** start **

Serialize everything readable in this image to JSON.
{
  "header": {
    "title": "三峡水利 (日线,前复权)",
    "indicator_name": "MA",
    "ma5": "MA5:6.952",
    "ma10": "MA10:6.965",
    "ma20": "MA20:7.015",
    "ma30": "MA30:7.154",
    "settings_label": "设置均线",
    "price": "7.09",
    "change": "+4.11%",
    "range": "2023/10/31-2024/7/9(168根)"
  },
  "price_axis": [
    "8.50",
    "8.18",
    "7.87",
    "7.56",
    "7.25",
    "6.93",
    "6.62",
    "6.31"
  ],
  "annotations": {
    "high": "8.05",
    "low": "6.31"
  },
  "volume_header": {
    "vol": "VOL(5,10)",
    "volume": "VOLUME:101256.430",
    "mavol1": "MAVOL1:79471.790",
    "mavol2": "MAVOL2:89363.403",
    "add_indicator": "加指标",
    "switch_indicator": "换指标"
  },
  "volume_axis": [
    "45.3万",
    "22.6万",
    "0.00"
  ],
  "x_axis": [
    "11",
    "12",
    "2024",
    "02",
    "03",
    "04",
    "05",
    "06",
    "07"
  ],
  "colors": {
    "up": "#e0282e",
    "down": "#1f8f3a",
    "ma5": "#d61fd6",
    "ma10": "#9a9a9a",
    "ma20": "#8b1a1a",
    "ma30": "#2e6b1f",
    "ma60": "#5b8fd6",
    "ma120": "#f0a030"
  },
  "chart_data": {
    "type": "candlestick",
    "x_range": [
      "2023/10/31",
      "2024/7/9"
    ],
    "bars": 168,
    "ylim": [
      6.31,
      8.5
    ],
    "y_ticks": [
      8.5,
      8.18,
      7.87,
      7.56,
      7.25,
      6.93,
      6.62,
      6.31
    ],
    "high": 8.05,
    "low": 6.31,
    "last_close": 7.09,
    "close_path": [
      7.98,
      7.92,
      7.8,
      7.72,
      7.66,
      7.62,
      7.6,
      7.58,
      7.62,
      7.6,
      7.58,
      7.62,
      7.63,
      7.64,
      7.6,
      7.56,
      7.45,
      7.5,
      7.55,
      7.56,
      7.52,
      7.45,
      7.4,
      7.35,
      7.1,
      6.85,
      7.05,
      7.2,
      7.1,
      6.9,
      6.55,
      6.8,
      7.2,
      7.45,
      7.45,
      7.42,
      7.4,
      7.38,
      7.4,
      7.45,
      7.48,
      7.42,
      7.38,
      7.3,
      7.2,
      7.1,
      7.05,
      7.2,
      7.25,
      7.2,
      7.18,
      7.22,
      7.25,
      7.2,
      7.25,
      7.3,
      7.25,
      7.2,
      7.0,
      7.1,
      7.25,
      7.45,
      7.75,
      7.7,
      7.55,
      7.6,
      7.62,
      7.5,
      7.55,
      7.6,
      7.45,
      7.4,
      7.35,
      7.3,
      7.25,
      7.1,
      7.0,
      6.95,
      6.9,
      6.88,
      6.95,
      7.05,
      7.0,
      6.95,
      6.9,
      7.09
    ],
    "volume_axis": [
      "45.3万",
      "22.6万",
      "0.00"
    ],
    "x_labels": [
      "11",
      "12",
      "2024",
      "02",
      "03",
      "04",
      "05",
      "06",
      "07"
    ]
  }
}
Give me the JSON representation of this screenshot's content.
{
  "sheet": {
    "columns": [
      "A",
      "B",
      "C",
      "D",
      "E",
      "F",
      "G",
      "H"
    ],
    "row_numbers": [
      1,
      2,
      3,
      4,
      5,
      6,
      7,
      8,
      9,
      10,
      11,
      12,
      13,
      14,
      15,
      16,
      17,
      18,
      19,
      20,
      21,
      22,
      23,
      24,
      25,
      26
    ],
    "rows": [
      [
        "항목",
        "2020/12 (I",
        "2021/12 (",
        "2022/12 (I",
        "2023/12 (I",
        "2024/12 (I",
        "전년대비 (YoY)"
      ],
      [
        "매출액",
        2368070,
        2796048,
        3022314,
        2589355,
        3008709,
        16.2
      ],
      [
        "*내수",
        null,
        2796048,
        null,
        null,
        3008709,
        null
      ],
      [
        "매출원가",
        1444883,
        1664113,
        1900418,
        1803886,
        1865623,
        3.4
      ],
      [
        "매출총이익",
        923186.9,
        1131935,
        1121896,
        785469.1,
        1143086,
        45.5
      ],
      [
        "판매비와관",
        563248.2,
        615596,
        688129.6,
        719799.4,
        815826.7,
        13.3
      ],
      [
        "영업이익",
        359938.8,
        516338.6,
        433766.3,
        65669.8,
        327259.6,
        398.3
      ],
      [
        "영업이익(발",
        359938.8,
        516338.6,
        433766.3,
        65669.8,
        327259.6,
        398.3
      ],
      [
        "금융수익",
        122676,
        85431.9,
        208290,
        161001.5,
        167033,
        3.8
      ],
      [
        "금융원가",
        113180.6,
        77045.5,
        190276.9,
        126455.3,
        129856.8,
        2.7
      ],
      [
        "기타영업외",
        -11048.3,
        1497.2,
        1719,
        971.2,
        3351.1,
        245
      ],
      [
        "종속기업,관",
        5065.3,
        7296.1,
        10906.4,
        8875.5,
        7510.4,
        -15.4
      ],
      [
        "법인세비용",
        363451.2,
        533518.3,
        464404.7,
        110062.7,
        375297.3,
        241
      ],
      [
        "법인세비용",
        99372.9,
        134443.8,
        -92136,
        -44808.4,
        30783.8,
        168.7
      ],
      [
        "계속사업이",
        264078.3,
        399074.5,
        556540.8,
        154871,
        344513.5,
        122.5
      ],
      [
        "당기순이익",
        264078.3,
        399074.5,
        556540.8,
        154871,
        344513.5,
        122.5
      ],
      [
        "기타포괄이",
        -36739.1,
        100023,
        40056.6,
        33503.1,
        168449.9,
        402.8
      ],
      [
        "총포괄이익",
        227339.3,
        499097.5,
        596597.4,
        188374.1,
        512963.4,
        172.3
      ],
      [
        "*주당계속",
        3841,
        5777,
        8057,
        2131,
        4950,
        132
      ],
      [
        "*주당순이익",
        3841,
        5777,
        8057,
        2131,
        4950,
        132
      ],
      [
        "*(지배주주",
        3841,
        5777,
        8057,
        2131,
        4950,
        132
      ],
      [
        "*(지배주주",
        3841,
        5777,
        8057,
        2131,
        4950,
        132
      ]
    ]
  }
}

** end **

Output the entries exactly.

## Exercise output:
Serialize everything readable in this image to JSON.
{
  "header": {
    "title": "三峡水利 (日线,前复权)",
    "indicator_name": "MA",
    "ma5": "MA5:6.952",
    "ma10": "MA10:6.965",
    "ma20": "MA20:7.015",
    "ma30": "MA30:7.154",
    "settings_label": "设置均线",
    "price": "7.09",
    "change": "+4.11%",
    "range": "2023/10/31-2024/7/9(168根)"
  },
  "price_axis": [
    "8.50",
    "8.18",
    "7.87",
    "7.56",
    "7.25",
    "6.93",
    "6.62",
    "6.31"
  ],
  "annotations": {
    "high": "8.05",
    "low": "6.31"
  },
  "volume_header": {
    "vol": "VOL(5,10)",
    "volume": "VOLUME:101256.430",
    "mavol1": "MAVOL1:79471.790",
    "mavol2": "MAVOL2:89363.403",
    "add_indicator": "加指标",
    "switch_indicator": "换指标"
  },
  "volume_axis": [
    "45.3万",
    "22.6万",
    "0.00"
  ],
  "x_axis": [
    "11",
    "12",
    "2024",
    "02",
    "03",
    "04",
    "05",
    "06",
    "07"
  ],
  "colors": {
    "up": "#e0282e",
    "down": "#1f8f3a",
    "ma5": "#d61fd6",
    "ma10": "#9a9a9a",
    "ma20": "#8b1a1a",
    "ma30": "#2e6b1f",
    "ma60": "#5b8fd6",
    "ma120": "#f0a030"
  },
  "chart_data": {
    "type": "candlestick",
    "x_range": [
      "2023/10/31",
      "2024/7/9"
    ],
    "bars": 168,
    "ylim": [
      6.31,
      8.5
    ],
    "y_ticks": [
      8.5,
      8.18,
      7.87,
      7.56,
      7.25,
      6.93,
      6.62,
      6.31
    ],
    "high": 8.05,
    "low": 6.31,
    "last_close": 7.09,
    "close_path": [
      7.98,
      7.92,
      7.8,
      7.72,
      7.66,
      7.62,
      7.6,
      7.58,
      7.62,
      7.6,
      7.58,
      7.62,
      7.63,
      7.64,
      7.6,
      7.56,
      7.45,
      7.5,
      7.55,
      7.56,
      7.52,
      7.45,
      7.4,
      7.35,
      7.1,
      6.85,
      7.05,
      7.2,
      7.1,
      6.9,
      6.55,
      6.8,
      7.2,
      7.45,
      7.45,
      7.42,
      7.4,
      7.38,
      7.4,
      7.45,
      7.48,
      7.42,
      7.38,
      7.3,
      7.2,
      7.1,
      7.05,
      7.2,
      7.25,
      7.2,
      7.18,
      7.22,
      7.25,
      7.2,
      7.25,
      7.3,
      7.25,
      7.2,
      7.0,
      7.1,
      7.25,
      7.45,
      7.75,
      7.7,
      7.55,
      7.6,
      7.62,
      7.5,
      7.55,
      7.6,
      7.45,
      7.4,
      7.35,
      7.3,
      7.25,
      7.1,
      7.0,
      6.95,
      6.9,
      6.88,
      6.95,
      7.05,
      7.0,
      6.95,
      6.9,
      7.09
    ],
    "volume_axis": [
      "45.3万",
      "22.6万",
      "0.00"
    ],
    "x_labels": [
      "11",
      "12",
      "2024",
      "02",
      "03",
      "04",
      "05",
      "06",
      "07"
    ]
  }
}
Give me the JSON representation of this screenshot's content.
{
  "sheet": {
    "columns": [
      "A",
      "B",
      "C",
      "D",
      "E",
      "F",
      "G",
      "H"
    ],
    "row_numbers": [
      1,
      2,
      3,
      4,
      5,
      6,
      7,
      8,
      9,
      10,
      11,
      12,
      13,
      14,
      15,
      16,
      17,
      18,
      19,
      20,
      21,
      22,
      23,
      24,
      25,
      26
    ],
    "rows": [
      [
        "항목",
        "2020/12 (I",
        "2021/12 (",
        "2022/12 (I",
        "2023/12 (I",
        "2024/12 (I",
        "전년대비 (YoY)"
      ],
      [
        "매출액",
        2368070,
        2796048,
        3022314,
        2589355,
        3008709,
        16.2
      ],
      [
        "*내수",
        null,
        2796048,
        null,
        null,
        3008709,
        null
      ],
      [
        "매출원가",
        1444883,
        1664113,
        1900418,
        1803886,
        1865623,
        3.4
      ],
      [
        "매출총이익",
        923186.9,
        1131935,
        1121896,
        785469.1,
        1143086,
        45.5
      ],
      [
        "판매비와관",
        563248.2,
        615596,
        688129.6,
        719799.4,
        815826.7,
        13.3
      ],
      [
        "영업이익",
        359938.8,
        516338.6,
        433766.3,
        65669.8,
        327259.6,
        398.3
      ],
      [
        "영업이익(발",
        359938.8,
        516338.6,
        433766.3,
        65669.8,
        327259.6,
        398.3
      ],
      [
        "금융수익",
        122676,
        85431.9,
        208290,
        161001.5,
        167033,
        3.8
      ],
      [
        "금융원가",
        113180.6,
        77045.5,
        190276.9,
        126455.3,
        129856.8,
        2.7
      ],
      [
        "기타영업외",
        -11048.3,
        1497.2,
        1719,
        971.2,
        3351.1,
        245
      ],
      [
        "종속기업,관",
        5065.3,
        7296.1,
        10906.4,
        8875.5,
        7510.4,
        -15.4
      ],
      [
        "법인세비용",
        363451.2,
        533518.3,
        464404.7,
        110062.7,
        375297.3,
        241
      ],
      [
        "법인세비용",
        99372.9,
        134443.8,
        -92136,
        -44808.4,
        30783.8,
        168.7
      ],
      [
        "계속사업이",
        264078.3,
        399074.5,
        556540.8,
        154871,
        344513.5,
        122.5
      ],
      [
        "당기순이익",
        264078.3,
        399074.5,
        556540.8,
        154871,
        344513.5,
        122.5
      ],
      [
        "기타포괄이",
        -36739.1,
        100023,
        40056.6,
        33503.1,
        168449.9,
        402.8
      ],
      [
        "총포괄이익",
        227339.3,
        499097.5,
        596597.4,
        188374.1,
        512963.4,
        172.3
      ],
      [
        "*주당계속",
        3841,
        5777,
        8057,
        2131,
        4950,
        132
      ],
      [
        "*주당순이익",
        3841,
        5777,
        8057,
        2131,
        4950,
        132
      ],
      [
        "*(지배주주",
        3841,
        5777,
        8057,
        2131,
        4950,
        132
      ],
      [
        "*(지배주주",
        3841,
        5777,
        8057,
        2131,
        4950,
        132
      ]
    ]
  }
}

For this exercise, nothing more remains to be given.